À produire:
Recueillez toutes les lignes des données ci-dessous qui contiennent la chaîne « other », puis recopiez-les intégralement. La recherche tient compte de la casse.

Section des données:
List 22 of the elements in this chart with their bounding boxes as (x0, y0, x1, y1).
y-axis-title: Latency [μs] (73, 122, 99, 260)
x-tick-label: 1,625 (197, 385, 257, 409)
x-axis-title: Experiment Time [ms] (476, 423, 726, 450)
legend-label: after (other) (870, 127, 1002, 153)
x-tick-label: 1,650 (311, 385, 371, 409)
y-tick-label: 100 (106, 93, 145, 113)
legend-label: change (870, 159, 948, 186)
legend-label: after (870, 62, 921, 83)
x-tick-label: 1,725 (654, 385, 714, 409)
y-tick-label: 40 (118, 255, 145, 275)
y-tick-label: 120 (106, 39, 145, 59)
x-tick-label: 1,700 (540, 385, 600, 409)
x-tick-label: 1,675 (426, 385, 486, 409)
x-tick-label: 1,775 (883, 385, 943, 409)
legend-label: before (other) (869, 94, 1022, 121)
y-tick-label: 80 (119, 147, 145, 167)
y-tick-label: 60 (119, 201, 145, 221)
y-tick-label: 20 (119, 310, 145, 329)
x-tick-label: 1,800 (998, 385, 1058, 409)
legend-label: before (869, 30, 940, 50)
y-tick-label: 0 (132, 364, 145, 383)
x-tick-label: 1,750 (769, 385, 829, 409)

Résultat:
legend-label: after (other) (870, 127, 1002, 153)
legend-label: before (other) (869, 94, 1022, 121)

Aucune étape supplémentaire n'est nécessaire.